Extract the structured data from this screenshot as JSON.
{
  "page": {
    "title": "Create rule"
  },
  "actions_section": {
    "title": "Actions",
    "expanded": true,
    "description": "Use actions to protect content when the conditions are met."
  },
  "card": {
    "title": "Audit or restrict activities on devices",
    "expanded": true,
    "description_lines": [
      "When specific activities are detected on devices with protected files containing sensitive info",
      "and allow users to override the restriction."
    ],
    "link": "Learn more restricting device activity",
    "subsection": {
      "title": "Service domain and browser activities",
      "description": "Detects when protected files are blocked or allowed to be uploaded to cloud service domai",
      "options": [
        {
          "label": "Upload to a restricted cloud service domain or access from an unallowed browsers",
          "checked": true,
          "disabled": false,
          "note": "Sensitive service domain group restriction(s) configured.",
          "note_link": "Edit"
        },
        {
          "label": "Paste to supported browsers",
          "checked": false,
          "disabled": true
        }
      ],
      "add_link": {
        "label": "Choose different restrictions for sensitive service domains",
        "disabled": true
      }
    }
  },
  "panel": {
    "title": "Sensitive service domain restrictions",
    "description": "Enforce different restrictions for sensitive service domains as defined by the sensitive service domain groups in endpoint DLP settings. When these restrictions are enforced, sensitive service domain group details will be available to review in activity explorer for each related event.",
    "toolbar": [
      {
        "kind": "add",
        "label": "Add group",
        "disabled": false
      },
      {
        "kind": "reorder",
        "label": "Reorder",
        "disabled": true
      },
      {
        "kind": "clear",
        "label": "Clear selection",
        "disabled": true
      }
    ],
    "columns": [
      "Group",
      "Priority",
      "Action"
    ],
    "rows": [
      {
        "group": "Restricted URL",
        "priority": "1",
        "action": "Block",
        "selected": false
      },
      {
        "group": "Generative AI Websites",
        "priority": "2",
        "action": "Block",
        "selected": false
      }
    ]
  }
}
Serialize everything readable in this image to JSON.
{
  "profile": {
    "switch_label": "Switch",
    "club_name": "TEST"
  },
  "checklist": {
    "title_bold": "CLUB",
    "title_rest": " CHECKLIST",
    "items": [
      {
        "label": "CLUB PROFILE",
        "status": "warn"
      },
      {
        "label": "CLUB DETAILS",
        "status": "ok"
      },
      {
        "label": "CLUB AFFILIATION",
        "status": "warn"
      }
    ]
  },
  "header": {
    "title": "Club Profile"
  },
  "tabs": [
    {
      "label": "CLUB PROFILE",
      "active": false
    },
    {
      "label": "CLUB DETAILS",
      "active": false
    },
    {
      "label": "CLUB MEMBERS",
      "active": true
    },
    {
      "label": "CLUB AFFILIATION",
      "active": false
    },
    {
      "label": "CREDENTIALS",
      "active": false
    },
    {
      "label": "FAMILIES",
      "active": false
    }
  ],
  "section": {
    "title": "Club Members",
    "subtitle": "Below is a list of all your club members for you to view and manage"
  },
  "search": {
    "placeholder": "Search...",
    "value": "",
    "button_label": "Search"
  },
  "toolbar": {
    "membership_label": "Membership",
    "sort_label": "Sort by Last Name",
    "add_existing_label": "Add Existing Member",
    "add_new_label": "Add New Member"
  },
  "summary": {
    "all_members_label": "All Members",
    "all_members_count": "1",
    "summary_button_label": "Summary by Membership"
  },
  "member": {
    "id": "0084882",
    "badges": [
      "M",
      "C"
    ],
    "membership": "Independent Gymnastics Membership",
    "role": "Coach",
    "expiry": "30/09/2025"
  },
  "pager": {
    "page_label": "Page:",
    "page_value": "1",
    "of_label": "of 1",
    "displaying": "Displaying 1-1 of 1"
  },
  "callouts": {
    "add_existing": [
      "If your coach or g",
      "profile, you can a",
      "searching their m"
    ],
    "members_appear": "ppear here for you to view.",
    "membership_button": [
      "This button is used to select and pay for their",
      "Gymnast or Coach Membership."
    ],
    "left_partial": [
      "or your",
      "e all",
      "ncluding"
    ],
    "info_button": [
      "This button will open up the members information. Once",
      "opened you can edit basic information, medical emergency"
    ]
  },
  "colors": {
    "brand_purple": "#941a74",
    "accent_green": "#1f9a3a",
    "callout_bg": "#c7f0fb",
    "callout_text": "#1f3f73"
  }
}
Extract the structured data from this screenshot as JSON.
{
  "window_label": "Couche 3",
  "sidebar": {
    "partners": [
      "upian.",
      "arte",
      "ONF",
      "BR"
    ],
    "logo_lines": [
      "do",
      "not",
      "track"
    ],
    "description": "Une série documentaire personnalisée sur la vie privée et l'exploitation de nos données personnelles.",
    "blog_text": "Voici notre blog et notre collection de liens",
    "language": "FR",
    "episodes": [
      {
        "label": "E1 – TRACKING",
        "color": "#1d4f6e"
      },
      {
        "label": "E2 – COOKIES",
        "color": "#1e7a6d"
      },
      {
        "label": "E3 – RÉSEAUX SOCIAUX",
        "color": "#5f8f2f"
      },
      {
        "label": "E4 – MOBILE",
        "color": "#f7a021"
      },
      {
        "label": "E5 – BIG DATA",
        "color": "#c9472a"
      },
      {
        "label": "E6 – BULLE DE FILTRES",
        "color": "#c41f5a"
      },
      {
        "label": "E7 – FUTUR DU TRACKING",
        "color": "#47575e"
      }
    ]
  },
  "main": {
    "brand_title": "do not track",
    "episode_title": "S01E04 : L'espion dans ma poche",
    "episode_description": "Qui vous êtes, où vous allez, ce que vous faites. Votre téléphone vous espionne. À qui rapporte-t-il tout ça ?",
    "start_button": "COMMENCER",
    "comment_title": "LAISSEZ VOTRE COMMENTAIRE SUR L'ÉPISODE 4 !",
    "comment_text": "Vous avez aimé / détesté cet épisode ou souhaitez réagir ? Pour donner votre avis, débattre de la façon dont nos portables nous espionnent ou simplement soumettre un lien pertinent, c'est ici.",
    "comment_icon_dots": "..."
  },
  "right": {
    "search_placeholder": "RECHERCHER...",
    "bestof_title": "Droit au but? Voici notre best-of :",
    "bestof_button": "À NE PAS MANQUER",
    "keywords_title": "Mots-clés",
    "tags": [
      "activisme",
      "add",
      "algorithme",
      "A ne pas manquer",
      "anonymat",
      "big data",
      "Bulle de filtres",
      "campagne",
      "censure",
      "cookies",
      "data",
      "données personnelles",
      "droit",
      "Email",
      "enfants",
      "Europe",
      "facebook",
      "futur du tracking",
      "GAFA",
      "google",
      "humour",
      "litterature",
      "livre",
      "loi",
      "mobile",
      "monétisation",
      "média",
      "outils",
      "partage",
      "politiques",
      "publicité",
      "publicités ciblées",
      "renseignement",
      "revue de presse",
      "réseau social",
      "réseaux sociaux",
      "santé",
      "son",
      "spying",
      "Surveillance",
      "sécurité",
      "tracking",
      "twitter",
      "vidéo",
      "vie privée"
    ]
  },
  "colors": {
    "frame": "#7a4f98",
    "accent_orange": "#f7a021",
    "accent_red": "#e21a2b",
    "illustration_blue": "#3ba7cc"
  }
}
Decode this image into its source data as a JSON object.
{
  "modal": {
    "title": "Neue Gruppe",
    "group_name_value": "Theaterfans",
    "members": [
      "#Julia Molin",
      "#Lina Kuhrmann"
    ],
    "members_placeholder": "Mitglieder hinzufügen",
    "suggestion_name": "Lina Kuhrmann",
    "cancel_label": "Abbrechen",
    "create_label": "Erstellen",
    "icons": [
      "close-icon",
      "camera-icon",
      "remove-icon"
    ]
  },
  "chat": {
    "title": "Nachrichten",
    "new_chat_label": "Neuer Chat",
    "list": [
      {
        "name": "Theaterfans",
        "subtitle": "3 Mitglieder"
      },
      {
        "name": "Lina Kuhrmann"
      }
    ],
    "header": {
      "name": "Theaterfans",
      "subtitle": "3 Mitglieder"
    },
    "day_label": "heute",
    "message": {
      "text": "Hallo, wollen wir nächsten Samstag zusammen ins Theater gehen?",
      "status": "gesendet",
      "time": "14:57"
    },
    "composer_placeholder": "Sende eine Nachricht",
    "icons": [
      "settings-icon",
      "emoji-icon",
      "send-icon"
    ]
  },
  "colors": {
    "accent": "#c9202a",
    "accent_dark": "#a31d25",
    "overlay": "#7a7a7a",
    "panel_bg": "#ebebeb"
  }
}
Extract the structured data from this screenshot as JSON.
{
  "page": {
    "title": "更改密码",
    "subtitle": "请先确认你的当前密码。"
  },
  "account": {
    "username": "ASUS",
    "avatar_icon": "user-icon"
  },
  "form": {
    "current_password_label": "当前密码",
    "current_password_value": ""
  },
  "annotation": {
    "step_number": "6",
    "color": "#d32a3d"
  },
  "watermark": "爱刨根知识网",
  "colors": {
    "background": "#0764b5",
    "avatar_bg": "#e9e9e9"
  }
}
══════════
Using the records above, list each line that includes "Voici".

    "blog_text": "Voici notre blog et notre collection de liens",
    "bestof_title": "Droit au but? Voici notre best-of :",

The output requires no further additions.